### EXERCISE REQUIREMENTS
Leave out the images and repeat the listing below without a single change.

+++++

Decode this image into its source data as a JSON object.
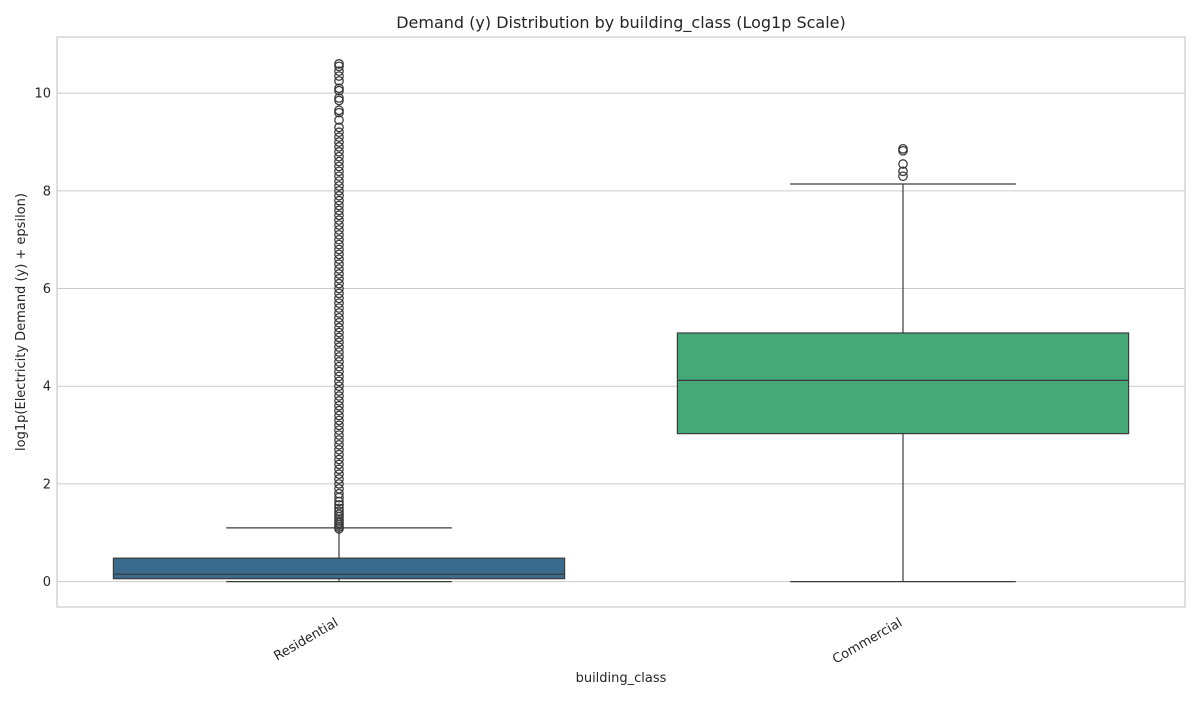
{
  "chart_data": {
    "type": "box",
    "title": "Demand (y) Distribution by building_class (Log1p Scale)",
    "xlabel": "building_class",
    "ylabel": "log1p(Electricity Demand (y) + epsilon)",
    "ylim": [
      -0.52,
      11.15
    ],
    "yticks": [
      0,
      2,
      4,
      6,
      8,
      10
    ],
    "ytick_labels": [
      "0",
      "2",
      "4",
      "6",
      "8",
      "10"
    ],
    "grid": "horizontal",
    "categories": [
      "Residential",
      "Commercial"
    ],
    "boxes": [
      {
        "category": "Residential",
        "color": "#3a6b8c",
        "whisker_low": 0.0,
        "q1": 0.06,
        "median": 0.15,
        "q3": 0.48,
        "whisker_high": 1.1,
        "outliers": [
          1.08,
          1.12,
          1.16,
          1.2,
          1.24,
          1.28,
          1.33,
          1.38,
          1.44,
          1.5,
          1.57,
          1.64,
          1.72,
          1.8,
          1.9,
          2.0,
          2.1,
          2.2,
          2.3,
          2.4,
          2.5,
          2.6,
          2.7,
          2.8,
          2.9,
          3.0,
          3.1,
          3.2,
          3.3,
          3.4,
          3.5,
          3.6,
          3.7,
          3.8,
          3.9,
          4.0,
          4.1,
          4.2,
          4.3,
          4.4,
          4.5,
          4.6,
          4.7,
          4.8,
          4.9,
          5.0,
          5.1,
          5.2,
          5.3,
          5.4,
          5.5,
          5.6,
          5.7,
          5.8,
          5.9,
          6.0,
          6.1,
          6.2,
          6.3,
          6.4,
          6.5,
          6.6,
          6.7,
          6.8,
          6.9,
          7.0,
          7.1,
          7.2,
          7.3,
          7.4,
          7.5,
          7.6,
          7.7,
          7.8,
          7.9,
          8.0,
          8.1,
          8.2,
          8.3,
          8.4,
          8.5,
          8.6,
          8.7,
          8.8,
          8.9,
          9.0,
          9.1,
          9.2,
          9.3,
          9.45,
          9.6,
          9.65,
          9.85,
          9.9,
          10.05,
          10.1,
          10.25,
          10.35,
          10.45,
          10.55,
          10.6
        ]
      },
      {
        "category": "Commercial",
        "color": "#44a878",
        "whisker_low": 0.0,
        "q1": 3.03,
        "median": 4.12,
        "q3": 5.09,
        "whisker_high": 8.14,
        "outliers": [
          8.3,
          8.4,
          8.55,
          8.82,
          8.86
        ]
      }
    ]
  }
}
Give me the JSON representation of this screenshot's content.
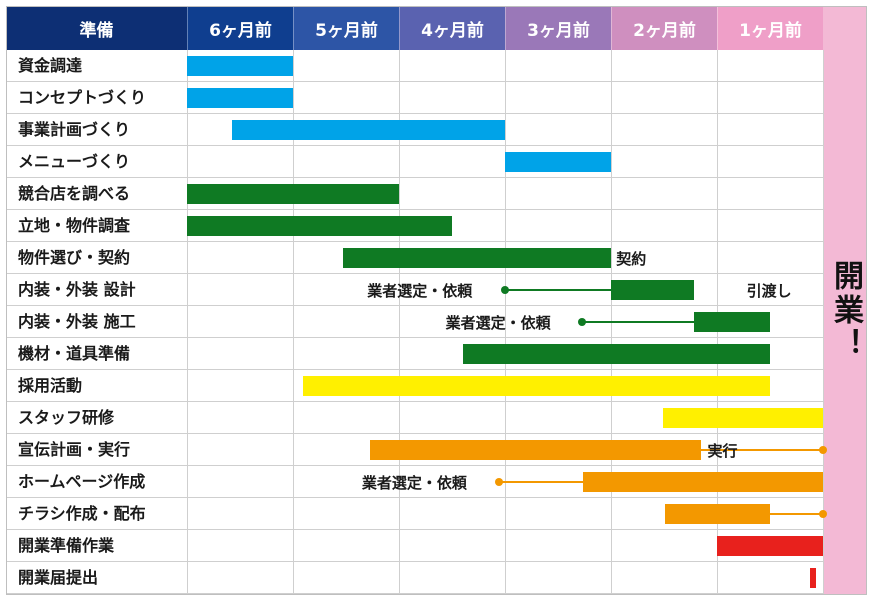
{
  "header": {
    "corner_label": "準備",
    "months": [
      {
        "label": "6ヶ月前",
        "color": "#0f3e8f"
      },
      {
        "label": "5ヶ月前",
        "color": "#2d55a6"
      },
      {
        "label": "4ヶ月前",
        "color": "#5a62b0"
      },
      {
        "label": "3ヶ月前",
        "color": "#9a78b8"
      },
      {
        "label": "2ヶ月前",
        "color": "#cf8fbf"
      },
      {
        "label": "1ヶ月前",
        "color": "#ef9fc8"
      }
    ],
    "corner_color": "#0d2f74"
  },
  "opening": {
    "label": "開業！",
    "color": "#f3b9d5"
  },
  "colors": {
    "blue": "#00a3e8",
    "green": "#0f7a23",
    "yellow": "#fff000",
    "orange": "#f39800",
    "red": "#e8211d"
  },
  "tasks": [
    {
      "label": "資金調達",
      "bars": [
        {
          "start": 6.0,
          "end": 5.0,
          "color": "blue"
        }
      ]
    },
    {
      "label": "コンセプトづくり",
      "bars": [
        {
          "start": 6.0,
          "end": 5.0,
          "color": "blue"
        }
      ]
    },
    {
      "label": "事業計画づくり",
      "bars": [
        {
          "start": 5.58,
          "end": 3.0,
          "color": "blue"
        }
      ]
    },
    {
      "label": "メニューづくり",
      "bars": [
        {
          "start": 3.0,
          "end": 2.0,
          "color": "blue"
        }
      ]
    },
    {
      "label": "競合店を調べる",
      "bars": [
        {
          "start": 6.0,
          "end": 4.0,
          "color": "green"
        }
      ]
    },
    {
      "label": "立地・物件調査",
      "bars": [
        {
          "start": 6.0,
          "end": 3.5,
          "color": "green"
        }
      ]
    },
    {
      "label": "物件選び・契約",
      "bars": [
        {
          "start": 4.53,
          "end": 2.0,
          "color": "green"
        }
      ],
      "annotations": [
        {
          "text": "契約",
          "at": 1.95
        }
      ]
    },
    {
      "label": "内装・外装 設計",
      "bars": [
        {
          "start": 2.0,
          "end": 1.22,
          "color": "green"
        }
      ],
      "lines": [
        {
          "from": 3.0,
          "to": 2.0,
          "color": "green",
          "dot": "start"
        }
      ],
      "annotations": [
        {
          "text": "業者選定・依頼",
          "at": 4.3
        },
        {
          "text": "引渡し",
          "at": 0.72
        }
      ]
    },
    {
      "label": "内装・外装 施工",
      "bars": [
        {
          "start": 1.22,
          "end": 0.5,
          "color": "green"
        }
      ],
      "lines": [
        {
          "from": 2.27,
          "to": 1.22,
          "color": "green",
          "dot": "start"
        }
      ],
      "annotations": [
        {
          "text": "業者選定・依頼",
          "at": 3.56
        }
      ]
    },
    {
      "label": "機材・道具準備",
      "bars": [
        {
          "start": 3.4,
          "end": 0.5,
          "color": "green"
        }
      ]
    },
    {
      "label": "採用活動",
      "bars": [
        {
          "start": 4.91,
          "end": 0.5,
          "color": "yellow"
        }
      ]
    },
    {
      "label": "スタッフ研修",
      "bars": [
        {
          "start": 1.51,
          "end": 0.0,
          "color": "yellow"
        }
      ]
    },
    {
      "label": "宣伝計画・実行",
      "bars": [
        {
          "start": 4.27,
          "end": 1.15,
          "color": "orange"
        }
      ],
      "lines": [
        {
          "from": 1.15,
          "to": 0.0,
          "color": "orange",
          "dot": "end"
        }
      ],
      "annotations": [
        {
          "text": "実行",
          "at": 1.09
        }
      ]
    },
    {
      "label": "ホームページ作成",
      "bars": [
        {
          "start": 2.26,
          "end": 0.0,
          "color": "orange"
        }
      ],
      "lines": [
        {
          "from": 3.06,
          "to": 2.26,
          "color": "orange",
          "dot": "start"
        }
      ],
      "annotations": [
        {
          "text": "業者選定・依頼",
          "at": 4.35
        }
      ]
    },
    {
      "label": "チラシ作成・配布",
      "bars": [
        {
          "start": 1.49,
          "end": 0.5,
          "color": "orange"
        }
      ],
      "lines": [
        {
          "from": 0.5,
          "to": 0.0,
          "color": "orange",
          "dot": "end"
        }
      ]
    },
    {
      "label": "開業準備作業",
      "bars": [
        {
          "start": 1.0,
          "end": 0.0,
          "color": "red"
        }
      ]
    },
    {
      "label": "開業届提出",
      "bars": [
        {
          "start": 0.12,
          "end": 0.07,
          "color": "red"
        }
      ]
    }
  ]
}
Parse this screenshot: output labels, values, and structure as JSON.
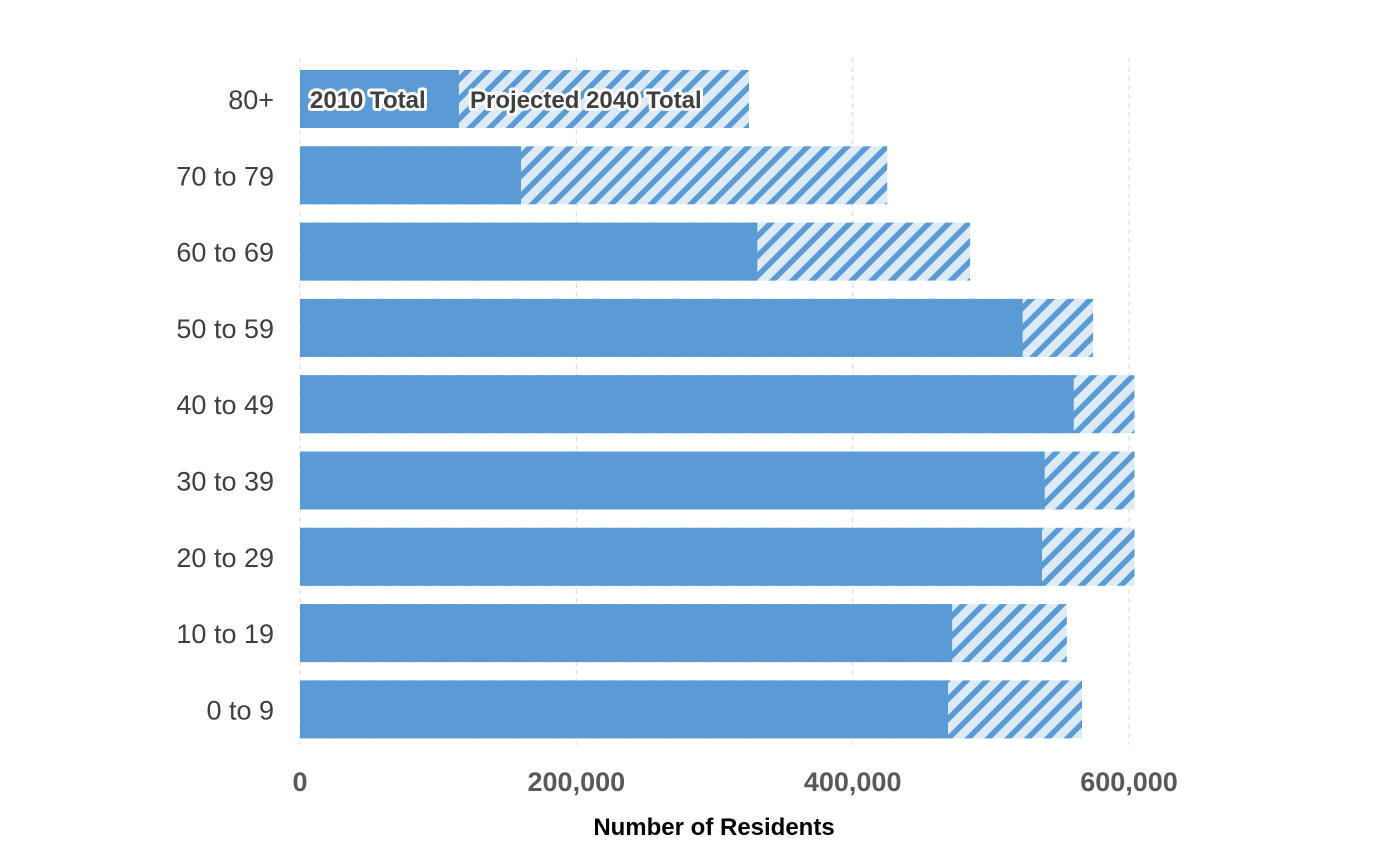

+++++

### RESULT BELOW
Decode this image into its source data as a JSON object.
{
  "chart_data": {
    "type": "box",
    "title": "Demand (y) Distribution by building_class (Log1p Scale)",
    "xlabel": "building_class",
    "ylabel": "log1p(Electricity Demand (y) + epsilon)",
    "ylim": [
      -0.52,
      11.15
    ],
    "yticks": [
      0,
      2,
      4,
      6,
      8,
      10
    ],
    "ytick_labels": [
      "0",
      "2",
      "4",
      "6",
      "8",
      "10"
    ],
    "grid": "horizontal",
    "categories": [
      "Residential",
      "Commercial"
    ],
    "boxes": [
      {
        "category": "Residential",
        "color": "#3a6b8c",
        "whisker_low": 0.0,
        "q1": 0.06,
        "median": 0.15,
        "q3": 0.48,
        "whisker_high": 1.1,
        "outliers": [
          1.08,
          1.12,
          1.16,
          1.2,
          1.24,
          1.28,
          1.33,
          1.38,
          1.44,
          1.5,
          1.57,
          1.64,
          1.72,
          1.8,
          1.9,
          2.0,
          2.1,
          2.2,
          2.3,
          2.4,
          2.5,
          2.6,
          2.7,
          2.8,
          2.9,
          3.0,
          3.1,
          3.2,
          3.3,
          3.4,
          3.5,
          3.6,
          3.7,
          3.8,
          3.9,
          4.0,
          4.1,
          4.2,
          4.3,
          4.4,
          4.5,
          4.6,
          4.7,
          4.8,
          4.9,
          5.0,
          5.1,
          5.2,
          5.3,
          5.4,
          5.5,
          5.6,
          5.7,
          5.8,
          5.9,
          6.0,
          6.1,
          6.2,
          6.3,
          6.4,
          6.5,
          6.6,
          6.7,
          6.8,
          6.9,
          7.0,
          7.1,
          7.2,
          7.3,
          7.4,
          7.5,
          7.6,
          7.7,
          7.8,
          7.9,
          8.0,
          8.1,
          8.2,
          8.3,
          8.4,
          8.5,
          8.6,
          8.7,
          8.8,
          8.9,
          9.0,
          9.1,
          9.2,
          9.3,
          9.45,
          9.6,
          9.65,
          9.85,
          9.9,
          10.05,
          10.1,
          10.25,
          10.35,
          10.45,
          10.55,
          10.6
        ]
      },
      {
        "category": "Commercial",
        "color": "#44a878",
        "whisker_low": 0.0,
        "q1": 3.03,
        "median": 4.12,
        "q3": 5.09,
        "whisker_high": 8.14,
        "outliers": [
          8.3,
          8.4,
          8.55,
          8.82,
          8.86
        ]
      }
    ]
  }
}
Give me the JSON representation of this screenshot's content.
{
  "header": {
    "corner_label": "準備",
    "months": [
      {
        "label": "6ヶ月前",
        "color": "#0f3e8f"
      },
      {
        "label": "5ヶ月前",
        "color": "#2d55a6"
      },
      {
        "label": "4ヶ月前",
        "color": "#5a62b0"
      },
      {
        "label": "3ヶ月前",
        "color": "#9a78b8"
      },
      {
        "label": "2ヶ月前",
        "color": "#cf8fbf"
      },
      {
        "label": "1ヶ月前",
        "color": "#ef9fc8"
      }
    ],
    "corner_color": "#0d2f74"
  },
  "opening": {
    "label": "開業！",
    "color": "#f3b9d5"
  },
  "colors": {
    "blue": "#00a3e8",
    "green": "#0f7a23",
    "yellow": "#fff000",
    "orange": "#f39800",
    "red": "#e8211d"
  },
  "tasks": [
    {
      "label": "資金調達",
      "bars": [
        {
          "start": 6.0,
          "end": 5.0,
          "color": "blue"
        }
      ]
    },
    {
      "label": "コンセプトづくり",
      "bars": [
        {
          "start": 6.0,
          "end": 5.0,
          "color": "blue"
        }
      ]
    },
    {
      "label": "事業計画づくり",
      "bars": [
        {
          "start": 5.58,
          "end": 3.0,
          "color": "blue"
        }
      ]
    },
    {
      "label": "メニューづくり",
      "bars": [
        {
          "start": 3.0,
          "end": 2.0,
          "color": "blue"
        }
      ]
    },
    {
      "label": "競合店を調べる",
      "bars": [
        {
          "start": 6.0,
          "end": 4.0,
          "color": "green"
        }
      ]
    },
    {
      "label": "立地・物件調査",
      "bars": [
        {
          "start": 6.0,
          "end": 3.5,
          "color": "green"
        }
      ]
    },
    {
      "label": "物件選び・契約",
      "bars": [
        {
          "start": 4.53,
          "end": 2.0,
          "color": "green"
        }
      ],
      "annotations": [
        {
          "text": "契約",
          "at": 1.95
        }
      ]
    },
    {
      "label": "内装・外装 設計",
      "bars": [
        {
          "start": 2.0,
          "end": 1.22,
          "color": "green"
        }
      ],
      "lines": [
        {
          "from": 3.0,
          "to": 2.0,
          "color": "green",
          "dot": "start"
        }
      ],
      "annotations": [
        {
          "text": "業者選定・依頼",
          "at": 4.3
        },
        {
          "text": "引渡し",
          "at": 0.72
        }
      ]
    },
    {
      "label": "内装・外装 施工",
      "bars": [
        {
          "start": 1.22,
          "end": 0.5,
          "color": "green"
        }
      ],
      "lines": [
        {
          "from": 2.27,
          "to": 1.22,
          "color": "green",
          "dot": "start"
        }
      ],
      "annotations": [
        {
          "text": "業者選定・依頼",
          "at": 3.56
        }
      ]
    },
    {
      "label": "機材・道具準備",
      "bars": [
        {
          "start": 3.4,
          "end": 0.5,
          "color": "green"
        }
      ]
    },
    {
      "label": "採用活動",
      "bars": [
        {
          "start": 4.91,
          "end": 0.5,
          "color": "yellow"
        }
      ]
    },
    {
      "label": "スタッフ研修",
      "bars": [
        {
          "start": 1.51,
          "end": 0.0,
          "color": "yellow"
        }
      ]
    },
    {
      "label": "宣伝計画・実行",
      "bars": [
        {
          "start": 4.27,
          "end": 1.15,
          "color": "orange"
        }
      ],
      "lines": [
        {
          "from": 1.15,
          "to": 0.0,
          "color": "orange",
          "dot": "end"
        }
      ],
      "annotations": [
        {
          "text": "実行",
          "at": 1.09
        }
      ]
    },
    {
      "label": "ホームページ作成",
      "bars": [
        {
          "start": 2.26,
          "end": 0.0,
          "color": "orange"
        }
      ],
      "lines": [
        {
          "from": 3.06,
          "to": 2.26,
          "color": "orange",
          "dot": "start"
        }
      ],
      "annotations": [
        {
          "text": "業者選定・依頼",
          "at": 4.35
        }
      ]
    },
    {
      "label": "チラシ作成・配布",
      "bars": [
        {
          "start": 1.49,
          "end": 0.5,
          "color": "orange"
        }
      ],
      "lines": [
        {
          "from": 0.5,
          "to": 0.0,
          "color": "orange",
          "dot": "end"
        }
      ]
    },
    {
      "label": "開業準備作業",
      "bars": [
        {
          "start": 1.0,
          "end": 0.0,
          "color": "red"
        }
      ]
    },
    {
      "label": "開業届提出",
      "bars": [
        {
          "start": 0.12,
          "end": 0.07,
          "color": "red"
        }
      ]
    }
  ]
}
Parse this screenshot: output labels, values, and structure as JSON.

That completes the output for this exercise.